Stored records
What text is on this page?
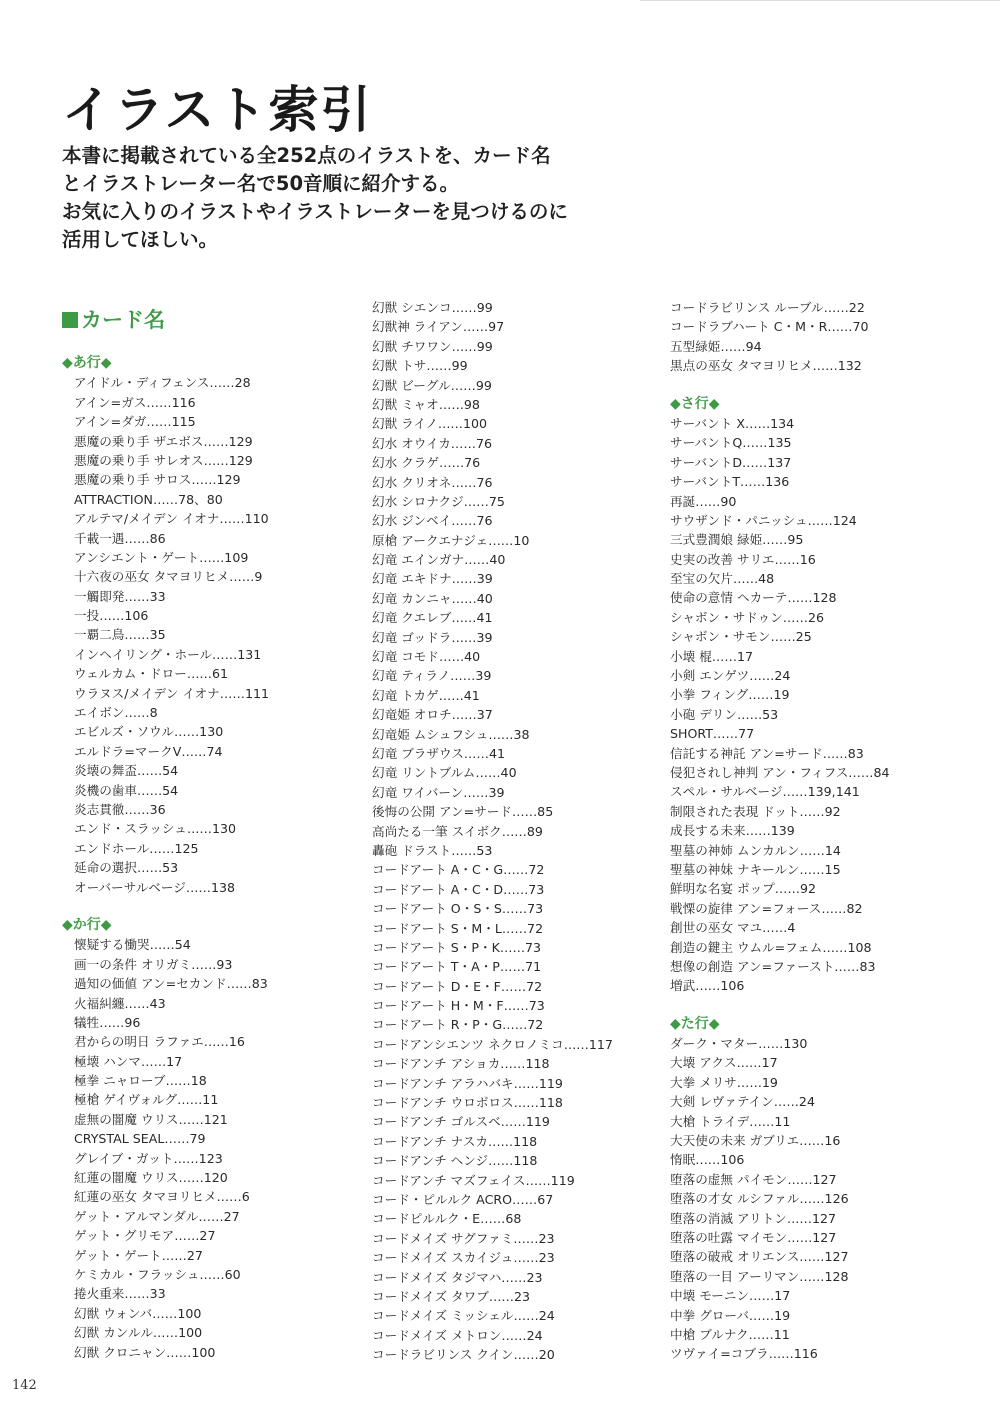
イラスト索引
本書に掲載されている全252点のイラストを、カード名
とイラストレーター名で50音順に紹介する。
お気に入りのイラストやイラストレーターを見つけるのに
活用してほしい。
カード名
◆あ行◆
アイドル・ディフェンス……28
アイン=ガス……116
アイン=ダガ……115
悪魔の乗り手 ザエボス……129
悪魔の乗り手 サレオス……129
悪魔の乗り手 サロス……129
ATTRACTION……78、80
アルテマ/メイデン イオナ……110
千載一遇……86
アンシエント・ゲート……109
十六夜の巫女 タマヨリヒメ……9
一觸即発……33
一投……106
一覇二鳥……35
インヘイリング・ホール……131
ウェルカム・ドロー……61
ウラヌス/メイデン イオナ……111
エイボン……8
エビルズ・ソウル……130
エルドラ=マークV……74
炎壊の舞盃……54
炎機の歯車……54
炎志貫徹……36
エンド・スラッシュ……130
エンドホール……125
延命の選択……53
オーバーサルベージ……138
◆か行◆
懐疑する慟哭……54
画一の条件 オリガミ……93
過知の価値 アン=セカンド……83
火福糾纏……43
犠牲……96
君からの明日 ラファエ……16
極壊 ハンマ……17
極拳 ニャローブ……18
極槍 ゲイヴォルグ……11
虚無の闇魔 ウリス……121
CRYSTAL SEAL……79
グレイブ・ガット……123
紅蓮の闇魔 ウリス……120
紅蓮の巫女 タマヨリヒメ……6
ゲット・アルマンダル……27
ゲット・グリモア……27
ゲット・ゲート……27
ケミカル・フラッシュ……60
捲火重来……33
幻獣 ウォンバ……100
幻獣 カンルル……100
幻獣 クロニャン……100
幻獣 シエンコ……99
幻獣神 ライアン……97
幻獣 チワワン……99
幻獣 トサ……99
幻獣 ビーグル……99
幻獣 ミャオ……98
幻獣 ライノ……100
幻水 オウイカ……76
幻水 クラゲ……76
幻水 クリオネ……76
幻水 シロナクジ……75
幻水 ジンベイ……76
原槍 アークエナジェ……10
幻竜 エインガナ……40
幻竜 エキドナ……39
幻竜 カンニャ……40
幻竜 クエレブ……41
幻竜 ゴッドラ……39
幻竜 コモド……40
幻竜 ティラノ……39
幻竜 トカゲ……41
幻竜姫 オロチ……37
幻竜姫 ムシュフシュ……38
幻竜 ブラザウス……41
幻竜 リントブルム……40
幻竜 ワイバーン……39
後悔の公開 アン=サード……85
高尚たる一筆 スイボク……89
轟砲 ドラスト……53
コードアート A・C・G……72
コードアート A・C・D……73
コードアート O・S・S……73
コードアート S・M・L……72
コードアート S・P・K……73
コードアート T・A・P……71
コードアート D・E・F……72
コードアート H・M・F……73
コードアート R・P・G……72
コードアンシエンツ ネクロノミコ……117
コードアンチ アショカ……118
コードアンチ アラハバキ……119
コードアンチ ウロボロス……118
コードアンチ ゴルスベ……119
コードアンチ ナスカ……118
コードアンチ ヘンジ……118
コードアンチ マズフェイス……119
コード・ピルルク ACRO……67
コードピルルク・E……68
コードメイズ サグファミ……23
コードメイズ スカイジュ……23
コードメイズ タジマハ……23
コードメイズ タワブ……23
コードメイズ ミッシェル……24
コードメイズ メトロン……24
コードラビリンス クイン……20
コードラビリンス ルーブル……22
コードラブハート C・M・R……70
五型緑姫……94
黒点の巫女 タマヨリヒメ……132
◆さ行◆
サーバント X……134
サーバントQ……135
サーバントD……137
サーバントT……136
再誕……90
サウザンド・パニッシュ……124
三式豊潤娘 緑姫……95
史実の改善 サリエ……16
至宝の欠片……48
使命の意情 ヘカーテ……128
シャボン・サドゥン……26
シャボン・サモン……25
小壊 棍……17
小剣 エンゲツ……24
小拳 フィング……19
小砲 デリン……53
SHORT……77
信託する神託 アン=サード……83
侵犯されし神判 アン・フィフス……84
スペル・サルベージ……139,141
制限された表現 ドット……92
成長する未来……139
聖墓の神姉 ムンカルン……14
聖墓の神妹 ナキールン……15
鮮明な名宴 ポップ……92
戦慄の旋律 アン=フォース……82
創世の巫女 マユ……4
創造の鍵主 ウムル=フェム……108
想像の創造 アン=ファースト……83
増武……106
◆た行◆
ダーク・マター……130
大壊 アクス……17
大拳 メリサ……19
大剣 レヴァテイン……24
大槍 トライデ……11
大天使の未来 ガブリエ……16
惰眠……106
堕落の虚無 パイモン……127
堕落の才女 ルシファル……126
堕落の消滅 アリトン……127
堕落の吐露 マイモン……127
堕落の破戒 オリエンス……127
堕落の一目 アーリマン……128
中壊 モーニン……17
中拳 グローバ……19
中槍 ブルナク……11
ツヴァイ=コブラ……116
142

* **Directions**: All records must be output exactly as they are, except for the pictures, which are left out.

* **Expected output**:
What text is on this page?
イラスト索引
本書に掲載されている全252点のイラストを、カード名
とイラストレーター名で50音順に紹介する。
お気に入りのイラストやイラストレーターを見つけるのに
活用してほしい。
カード名
◆あ行◆
アイドル・ディフェンス……28
アイン=ガス……116
アイン=ダガ……115
悪魔の乗り手 ザエボス……129
悪魔の乗り手 サレオス……129
悪魔の乗り手 サロス……129
ATTRACTION……78、80
アルテマ/メイデン イオナ……110
千載一遇……86
アンシエント・ゲート……109
十六夜の巫女 タマヨリヒメ……9
一觸即発……33
一投……106
一覇二鳥……35
インヘイリング・ホール……131
ウェルカム・ドロー……61
ウラヌス/メイデン イオナ……111
エイボン……8
エビルズ・ソウル……130
エルドラ=マークV……74
炎壊の舞盃……54
炎機の歯車……54
炎志貫徹……36
エンド・スラッシュ……130
エンドホール……125
延命の選択……53
オーバーサルベージ……138
◆か行◆
懐疑する慟哭……54
画一の条件 オリガミ……93
過知の価値 アン=セカンド……83
火福糾纏……43
犠牲……96
君からの明日 ラファエ……16
極壊 ハンマ……17
極拳 ニャローブ……18
極槍 ゲイヴォルグ……11
虚無の闇魔 ウリス……121
CRYSTAL SEAL……79
グレイブ・ガット……123
紅蓮の闇魔 ウリス……120
紅蓮の巫女 タマヨリヒメ……6
ゲット・アルマンダル……27
ゲット・グリモア……27
ゲット・ゲート……27
ケミカル・フラッシュ……60
捲火重来……33
幻獣 ウォンバ……100
幻獣 カンルル……100
幻獣 クロニャン……100
幻獣 シエンコ……99
幻獣神 ライアン……97
幻獣 チワワン……99
幻獣 トサ……99
幻獣 ビーグル……99
幻獣 ミャオ……98
幻獣 ライノ……100
幻水 オウイカ……76
幻水 クラゲ……76
幻水 クリオネ……76
幻水 シロナクジ……75
幻水 ジンベイ……76
原槍 アークエナジェ……10
幻竜 エインガナ……40
幻竜 エキドナ……39
幻竜 カンニャ……40
幻竜 クエレブ……41
幻竜 ゴッドラ……39
幻竜 コモド……40
幻竜 ティラノ……39
幻竜 トカゲ……41
幻竜姫 オロチ……37
幻竜姫 ムシュフシュ……38
幻竜 ブラザウス……41
幻竜 リントブルム……40
幻竜 ワイバーン……39
後悔の公開 アン=サード……85
高尚たる一筆 スイボク……89
轟砲 ドラスト……53
コードアート A・C・G……72
コードアート A・C・D……73
コードアート O・S・S……73
コードアート S・M・L……72
コードアート S・P・K……73
コードアート T・A・P……71
コードアート D・E・F……72
コードアート H・M・F……73
コードアート R・P・G……72
コードアンシエンツ ネクロノミコ……117
コードアンチ アショカ……118
コードアンチ アラハバキ……119
コードアンチ ウロボロス……118
コードアンチ ゴルスベ……119
コードアンチ ナスカ……118
コードアンチ ヘンジ……118
コードアンチ マズフェイス……119
コード・ピルルク ACRO……67
コードピルルク・E……68
コードメイズ サグファミ……23
コードメイズ スカイジュ……23
コードメイズ タジマハ……23
コードメイズ タワブ……23
コードメイズ ミッシェル……24
コードメイズ メトロン……24
コードラビリンス クイン……20
コードラビリンス ルーブル……22
コードラブハート C・M・R……70
五型緑姫……94
黒点の巫女 タマヨリヒメ……132
◆さ行◆
サーバント X……134
サーバントQ……135
サーバントD……137
サーバントT……136
再誕……90
サウザンド・パニッシュ……124
三式豊潤娘 緑姫……95
史実の改善 サリエ……16
至宝の欠片……48
使命の意情 ヘカーテ……128
シャボン・サドゥン……26
シャボン・サモン……25
小壊 棍……17
小剣 エンゲツ……24
小拳 フィング……19
小砲 デリン……53
SHORT……77
信託する神託 アン=サード……83
侵犯されし神判 アン・フィフス……84
スペル・サルベージ……139,141
制限された表現 ドット……92
成長する未来……139
聖墓の神姉 ムンカルン……14
聖墓の神妹 ナキールン……15
鮮明な名宴 ポップ……92
戦慄の旋律 アン=フォース……82
創世の巫女 マユ……4
創造の鍵主 ウムル=フェム……108
想像の創造 アン=ファースト……83
増武……106
◆た行◆
ダーク・マター……130
大壊 アクス……17
大拳 メリサ……19
大剣 レヴァテイン……24
大槍 トライデ……11
大天使の未来 ガブリエ……16
惰眠……106
堕落の虚無 パイモン……127
堕落の才女 ルシファル……126
堕落の消滅 アリトン……127
堕落の吐露 マイモン……127
堕落の破戒 オリエンス……127
堕落の一目 アーリマン……128
中壊 モーニン……17
中拳 グローバ……19
中槍 ブルナク……11
ツヴァイ=コブラ……116
142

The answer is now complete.